## What is expected
Write out every entry precisely as given, leaving the pictures out.
## START Source records
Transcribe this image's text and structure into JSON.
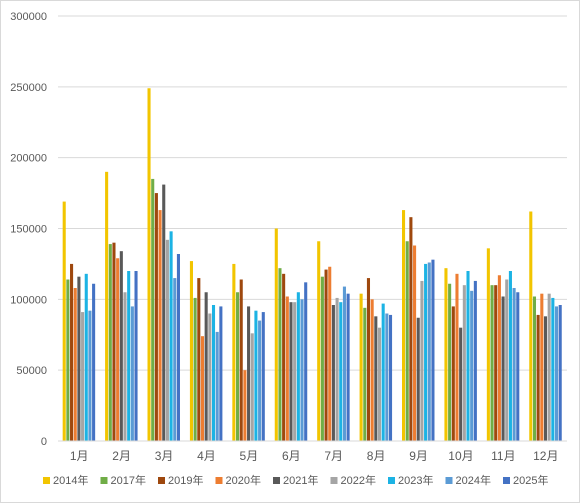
{
  "chart_data": {
    "type": "bar",
    "title": "",
    "xlabel": "",
    "ylabel": "",
    "ylim": [
      0,
      300000
    ],
    "yticks": [
      0,
      50000,
      100000,
      150000,
      200000,
      250000,
      300000
    ],
    "grid": true,
    "legend_position": "bottom",
    "categories": [
      "1月",
      "2月",
      "3月",
      "4月",
      "5月",
      "6月",
      "7月",
      "8月",
      "9月",
      "10月",
      "11月",
      "12月"
    ],
    "series": [
      {
        "name": "2014年",
        "color": "#F2C500",
        "values": [
          169000,
          190000,
          249000,
          127000,
          125000,
          150000,
          141000,
          104000,
          163000,
          122000,
          136000,
          162000
        ]
      },
      {
        "name": "2017年",
        "color": "#70AD47",
        "values": [
          114000,
          139000,
          185000,
          101000,
          105000,
          122000,
          116000,
          94000,
          141000,
          111000,
          110000,
          102000
        ]
      },
      {
        "name": "2019年",
        "color": "#9E480E",
        "values": [
          125000,
          140000,
          175000,
          115000,
          114000,
          118000,
          121000,
          115000,
          158000,
          95000,
          110000,
          89000
        ]
      },
      {
        "name": "2020年",
        "color": "#ED7D31",
        "values": [
          108000,
          129000,
          163000,
          74000,
          50000,
          102000,
          123000,
          100000,
          138000,
          118000,
          117000,
          104000
        ]
      },
      {
        "name": "2021年",
        "color": "#595959",
        "values": [
          116000,
          134000,
          181000,
          105000,
          95000,
          98000,
          96000,
          88000,
          87000,
          80000,
          102000,
          88000
        ]
      },
      {
        "name": "2022年",
        "color": "#A5A5A5",
        "values": [
          91000,
          105000,
          142000,
          90000,
          76000,
          98000,
          101000,
          80000,
          113000,
          110000,
          114000,
          104000
        ]
      },
      {
        "name": "2023年",
        "color": "#1CB3E4",
        "values": [
          118000,
          120000,
          148000,
          96000,
          92000,
          105000,
          98000,
          97000,
          125000,
          120000,
          120000,
          101000
        ]
      },
      {
        "name": "2024年",
        "color": "#5B9BD5",
        "values": [
          92000,
          95000,
          115000,
          77000,
          85000,
          100000,
          109000,
          90000,
          126000,
          106000,
          108000,
          95000
        ]
      },
      {
        "name": "2025年",
        "color": "#4472C4",
        "values": [
          111000,
          120000,
          132000,
          95000,
          91000,
          112000,
          104000,
          89000,
          128000,
          113000,
          105000,
          96000
        ]
      }
    ]
  }
}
## END Source records
## Full answer
Transcribe this image's text and structure into JSON.
{
  "chart_data": {
    "type": "bar",
    "title": "",
    "xlabel": "",
    "ylabel": "",
    "ylim": [
      0,
      300000
    ],
    "yticks": [
      0,
      50000,
      100000,
      150000,
      200000,
      250000,
      300000
    ],
    "grid": true,
    "legend_position": "bottom",
    "categories": [
      "1月",
      "2月",
      "3月",
      "4月",
      "5月",
      "6月",
      "7月",
      "8月",
      "9月",
      "10月",
      "11月",
      "12月"
    ],
    "series": [
      {
        "name": "2014年",
        "color": "#F2C500",
        "values": [
          169000,
          190000,
          249000,
          127000,
          125000,
          150000,
          141000,
          104000,
          163000,
          122000,
          136000,
          162000
        ]
      },
      {
        "name": "2017年",
        "color": "#70AD47",
        "values": [
          114000,
          139000,
          185000,
          101000,
          105000,
          122000,
          116000,
          94000,
          141000,
          111000,
          110000,
          102000
        ]
      },
      {
        "name": "2019年",
        "color": "#9E480E",
        "values": [
          125000,
          140000,
          175000,
          115000,
          114000,
          118000,
          121000,
          115000,
          158000,
          95000,
          110000,
          89000
        ]
      },
      {
        "name": "2020年",
        "color": "#ED7D31",
        "values": [
          108000,
          129000,
          163000,
          74000,
          50000,
          102000,
          123000,
          100000,
          138000,
          118000,
          117000,
          104000
        ]
      },
      {
        "name": "2021年",
        "color": "#595959",
        "values": [
          116000,
          134000,
          181000,
          105000,
          95000,
          98000,
          96000,
          88000,
          87000,
          80000,
          102000,
          88000
        ]
      },
      {
        "name": "2022年",
        "color": "#A5A5A5",
        "values": [
          91000,
          105000,
          142000,
          90000,
          76000,
          98000,
          101000,
          80000,
          113000,
          110000,
          114000,
          104000
        ]
      },
      {
        "name": "2023年",
        "color": "#1CB3E4",
        "values": [
          118000,
          120000,
          148000,
          96000,
          92000,
          105000,
          98000,
          97000,
          125000,
          120000,
          120000,
          101000
        ]
      },
      {
        "name": "2024年",
        "color": "#5B9BD5",
        "values": [
          92000,
          95000,
          115000,
          77000,
          85000,
          100000,
          109000,
          90000,
          126000,
          106000,
          108000,
          95000
        ]
      },
      {
        "name": "2025年",
        "color": "#4472C4",
        "values": [
          111000,
          120000,
          132000,
          95000,
          91000,
          112000,
          104000,
          89000,
          128000,
          113000,
          105000,
          96000
        ]
      }
    ]
  }
}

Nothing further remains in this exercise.